== EXERCISE INPUT ==
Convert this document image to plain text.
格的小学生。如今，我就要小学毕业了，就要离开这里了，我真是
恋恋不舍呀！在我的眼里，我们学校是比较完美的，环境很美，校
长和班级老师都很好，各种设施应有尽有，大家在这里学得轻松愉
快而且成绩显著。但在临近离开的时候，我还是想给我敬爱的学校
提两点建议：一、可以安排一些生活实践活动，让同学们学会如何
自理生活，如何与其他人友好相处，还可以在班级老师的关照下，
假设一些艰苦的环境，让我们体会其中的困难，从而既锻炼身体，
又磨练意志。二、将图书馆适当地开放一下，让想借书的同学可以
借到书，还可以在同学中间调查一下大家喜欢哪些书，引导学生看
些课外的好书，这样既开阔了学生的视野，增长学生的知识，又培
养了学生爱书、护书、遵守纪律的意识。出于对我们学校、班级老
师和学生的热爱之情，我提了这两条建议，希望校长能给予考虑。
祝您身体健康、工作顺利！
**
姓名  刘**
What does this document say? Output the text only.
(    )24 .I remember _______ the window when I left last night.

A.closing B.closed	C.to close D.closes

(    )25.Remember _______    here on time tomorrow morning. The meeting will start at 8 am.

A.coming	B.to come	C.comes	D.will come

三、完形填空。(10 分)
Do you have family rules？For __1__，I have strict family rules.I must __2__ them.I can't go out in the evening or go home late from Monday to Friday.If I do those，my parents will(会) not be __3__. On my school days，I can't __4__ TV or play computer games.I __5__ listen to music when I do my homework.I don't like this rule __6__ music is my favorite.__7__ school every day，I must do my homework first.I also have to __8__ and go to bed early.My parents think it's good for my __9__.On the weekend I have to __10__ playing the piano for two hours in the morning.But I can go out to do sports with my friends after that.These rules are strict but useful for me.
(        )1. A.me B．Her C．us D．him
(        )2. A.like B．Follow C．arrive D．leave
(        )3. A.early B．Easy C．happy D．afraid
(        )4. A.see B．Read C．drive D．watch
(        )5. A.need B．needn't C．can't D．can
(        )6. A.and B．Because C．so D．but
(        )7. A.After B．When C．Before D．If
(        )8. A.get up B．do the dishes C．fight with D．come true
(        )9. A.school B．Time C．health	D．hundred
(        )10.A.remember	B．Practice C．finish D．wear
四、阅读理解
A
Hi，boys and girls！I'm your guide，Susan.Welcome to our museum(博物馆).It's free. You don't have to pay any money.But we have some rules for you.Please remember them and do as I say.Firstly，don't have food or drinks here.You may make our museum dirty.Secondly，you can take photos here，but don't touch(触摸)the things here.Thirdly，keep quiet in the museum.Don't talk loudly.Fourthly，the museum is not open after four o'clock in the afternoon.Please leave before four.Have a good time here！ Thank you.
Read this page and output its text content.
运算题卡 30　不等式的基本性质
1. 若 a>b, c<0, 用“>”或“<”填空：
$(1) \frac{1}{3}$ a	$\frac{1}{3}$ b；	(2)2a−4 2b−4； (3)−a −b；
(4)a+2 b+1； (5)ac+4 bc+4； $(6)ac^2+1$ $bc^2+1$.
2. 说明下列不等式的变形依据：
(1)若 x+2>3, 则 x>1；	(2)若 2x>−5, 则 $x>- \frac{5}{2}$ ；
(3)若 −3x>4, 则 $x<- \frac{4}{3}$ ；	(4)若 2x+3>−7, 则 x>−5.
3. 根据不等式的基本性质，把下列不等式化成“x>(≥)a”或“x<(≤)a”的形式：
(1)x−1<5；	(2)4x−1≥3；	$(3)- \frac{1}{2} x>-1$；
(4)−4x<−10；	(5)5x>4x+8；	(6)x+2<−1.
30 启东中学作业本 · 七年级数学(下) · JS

== EXERCISE DESCRIPTION ==
Copy each line of the data above that holds "document".

== SOLUTION ==
Convert this document image to plain text.
What does this document say? Output the text only.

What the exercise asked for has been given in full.